* Fonte *
· · · · ·

Ora, dato che internet è piatta, tutti vincono un premio e tutti sono sullo stesso livello di nullità.

13627038_780022465431352_6385186546244289969_nA: Com’è la tua collaborazione con Antonio Gramentieri?

DS: Ho incontrato Gramo con i Green On Red prima del crollo finanziario del 2008. Abbiamo fatto un tour per fare quanti più soldi possibili e cogliere questa opportunità di guadagno facendo una reunion. L’ho incontrato ad un festival e mentre guidavamo lungo la costa della Toscana credo, ho ascoltato la musica che stava facendo per uno show televisivo italiano e gli ho chiesto perché perdeva tempo ad aiutare dei perdenti come me, dovrebbe avere un suo progetto.
Sono stato fortunato coi chitarristi. Altri chitarristi come Chuck Prophet con cui ho prodotto tante canzoni, ama il modo di suonare di Antonio.
È stato un po’ un talento tardivo, ha fatto altre cose nella sua vita, il che contribuisce a quello che metti sul tavolo.
Un po’ come i grandi attori caratteristi del XX secolo, sono tutti attori che sono andati alla scuola con la G.I. Bill (programma di riabilitazione per veterani della seconda guerra mondiale o del vietnam n.d.r.). Sono persone che avevano delle vite prima di diventare famosi, e se porti qualcosa con te dalla realtà, normalmente diventi un migliore compositore, pittore, scrittore.
Penso abbia ancora molto davanti a sé, anche se per me a 55 anni probabilmente è ora di andare via. Non ho mai pensato alla mia vita musicale come una “carriera” che deve finire. È qualcosa che è successa, è giusto dire che ho partecipato al music business perché l’ho fatto. Però se fossi qui nel ‘77 o ‘78 starebbero facendo delle manifestazioni musicali spontanee e ci starei dentro.
Poi qualsiasi cosa stesse accadendo sul piano culturale, il punk rock era così divertente, innocente, immersivo. Ora si pensa al punk rock come uomini pieni di tatuaggi che suonano chitarre a tutto volume, ma non era così nel ’77. Erano amatori, nel senso più classico della parola. C’erano un sacco di strumenti diversi, anche sassofoni e cose così, ed era divertente.

· · · · ·

* Consegna a *
Stampa la parte del brano che si apre con le parole contenenti "Poi qualsiasi cosa" e si chiude con "ed era divertente.", copiandola parola per parola.
Il brano e l'elenco vengono da fonti diverse.

* Dati da usare *
· · · · ·

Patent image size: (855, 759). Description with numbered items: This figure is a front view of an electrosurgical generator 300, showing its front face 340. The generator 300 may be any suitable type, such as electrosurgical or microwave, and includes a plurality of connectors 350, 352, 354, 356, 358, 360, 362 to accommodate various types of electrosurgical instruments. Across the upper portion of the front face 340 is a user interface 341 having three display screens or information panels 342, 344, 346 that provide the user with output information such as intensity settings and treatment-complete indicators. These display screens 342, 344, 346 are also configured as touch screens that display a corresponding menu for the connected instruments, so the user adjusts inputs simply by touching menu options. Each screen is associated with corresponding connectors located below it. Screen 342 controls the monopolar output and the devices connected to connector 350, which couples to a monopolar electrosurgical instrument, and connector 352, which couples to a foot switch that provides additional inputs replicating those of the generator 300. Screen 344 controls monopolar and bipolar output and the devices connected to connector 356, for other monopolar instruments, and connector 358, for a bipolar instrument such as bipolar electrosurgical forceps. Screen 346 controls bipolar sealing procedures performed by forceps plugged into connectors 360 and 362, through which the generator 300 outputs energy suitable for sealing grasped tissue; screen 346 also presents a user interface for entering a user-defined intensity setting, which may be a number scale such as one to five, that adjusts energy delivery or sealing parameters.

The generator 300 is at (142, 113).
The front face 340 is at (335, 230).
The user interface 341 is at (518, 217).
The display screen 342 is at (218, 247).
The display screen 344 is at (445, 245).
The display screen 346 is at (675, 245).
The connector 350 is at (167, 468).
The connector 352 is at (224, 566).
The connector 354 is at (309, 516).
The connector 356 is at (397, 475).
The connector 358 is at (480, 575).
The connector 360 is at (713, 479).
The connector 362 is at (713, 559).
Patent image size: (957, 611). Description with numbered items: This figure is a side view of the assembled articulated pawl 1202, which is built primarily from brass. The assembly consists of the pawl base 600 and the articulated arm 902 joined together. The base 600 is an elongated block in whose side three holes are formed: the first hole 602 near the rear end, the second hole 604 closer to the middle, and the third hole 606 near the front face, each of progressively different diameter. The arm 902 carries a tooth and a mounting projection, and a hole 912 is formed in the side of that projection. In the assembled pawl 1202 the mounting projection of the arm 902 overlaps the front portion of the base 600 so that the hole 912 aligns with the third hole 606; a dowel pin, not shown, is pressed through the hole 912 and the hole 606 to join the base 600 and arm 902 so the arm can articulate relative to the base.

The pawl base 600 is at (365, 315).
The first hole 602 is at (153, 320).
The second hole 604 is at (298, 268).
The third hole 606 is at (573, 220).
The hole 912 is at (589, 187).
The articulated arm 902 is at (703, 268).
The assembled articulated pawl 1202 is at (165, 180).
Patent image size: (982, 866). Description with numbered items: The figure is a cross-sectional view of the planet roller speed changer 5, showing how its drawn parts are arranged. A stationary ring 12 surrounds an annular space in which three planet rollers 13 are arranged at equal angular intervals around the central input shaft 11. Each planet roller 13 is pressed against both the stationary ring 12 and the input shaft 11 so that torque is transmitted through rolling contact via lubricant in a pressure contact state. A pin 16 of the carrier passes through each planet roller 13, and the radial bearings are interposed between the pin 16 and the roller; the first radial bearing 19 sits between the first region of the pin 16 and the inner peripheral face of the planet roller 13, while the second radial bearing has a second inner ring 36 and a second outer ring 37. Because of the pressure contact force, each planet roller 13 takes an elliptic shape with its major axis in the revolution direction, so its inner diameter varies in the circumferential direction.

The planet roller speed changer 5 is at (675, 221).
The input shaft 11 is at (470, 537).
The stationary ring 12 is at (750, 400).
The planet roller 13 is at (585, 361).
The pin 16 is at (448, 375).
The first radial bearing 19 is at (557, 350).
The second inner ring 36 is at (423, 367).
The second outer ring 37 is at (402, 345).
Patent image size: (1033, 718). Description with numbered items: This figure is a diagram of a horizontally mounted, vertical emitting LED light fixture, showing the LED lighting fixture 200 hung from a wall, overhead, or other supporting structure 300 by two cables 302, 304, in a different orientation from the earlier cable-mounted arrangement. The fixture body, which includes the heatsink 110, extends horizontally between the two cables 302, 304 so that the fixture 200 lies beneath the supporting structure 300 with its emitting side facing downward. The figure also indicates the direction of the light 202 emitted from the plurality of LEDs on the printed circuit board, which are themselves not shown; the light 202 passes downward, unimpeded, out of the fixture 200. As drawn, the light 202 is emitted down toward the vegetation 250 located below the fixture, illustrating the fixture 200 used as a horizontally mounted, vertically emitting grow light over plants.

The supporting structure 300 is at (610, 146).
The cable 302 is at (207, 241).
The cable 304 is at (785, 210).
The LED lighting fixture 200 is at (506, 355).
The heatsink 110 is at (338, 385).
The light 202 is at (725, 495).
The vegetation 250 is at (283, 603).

· · · · ·

* Consegna b *
Riporta come lista JSON di stringhe, una per riga e senza le righe vuote, solo la parte dell'elenco che va dal suo inizio fino alla riga che contiene "The display screen 346 is at (675, 245).", inclusa.

* Risposta a *
Poi qualsiasi cosa stesse accadendo sul piano culturale, il punk rock era così divertente, innocente, immersivo. Ora si pensa al punk rock come uomini pieni di tatuaggi che suonano chitarre a tutto volume, ma non era così nel ’77. Erano amatori, nel senso più classico della parola. C’erano un sacco di strumenti diversi, anche sassofoni e cose così, ed era divertente.

* Risposta b *
[
  "Patent image size: (855, 759). Description with numbered items: This figure is a front view of an electrosurgical generator 300, showing its front face 340. The generator 300 may be any suitable type, such as electrosurgical or microwave, and includes a plurality of connectors 350, 352, 354, 356, 358, 360, 362 to accommodate various types of electrosurgical instruments. Across the upper portion of the front face 340 is a user interface 341 having three display screens or information panels 342, 344, 346 that provide the user with output information such as intensity settings and treatment-complete indicators. These display screens 342, 344, 346 are also configured as touch screens that display a corresponding menu for the connected instruments, so the user adjusts inputs simply by touching menu options. Each screen is associated with corresponding connectors located below it. Screen 342 controls the monopolar output and the devices connected to connector 350, which couples to a monopolar electrosurgical instrument, and connector 352, which couples to a foot switch that provides additional inputs replicating those of the generator 300. Screen 344 controls monopolar and bipolar output and the devices connected to connector 356, for other monopolar instruments, and connector 358, for a bipolar instrument such as bipolar electrosurgical forceps. Screen 346 controls bipolar sealing procedures performed by forceps plugged into connectors 360 and 362, through which the generator 300 outputs energy suitable for sealing grasped tissue; screen 346 also presents a user interface for entering a user-defined intensity setting, which may be a number scale such as one to five, that adjusts energy delivery or sealing parameters.",
  "The generator 300 is at (142, 113).",
  "The front face 340 is at (335, 230).",
  "The user interface 341 is at (518, 217).",
  "The display screen 342 is at (218, 247).",
  "The display screen 344 is at (445, 245).",
  "The display screen 346 is at (675, 245)."
]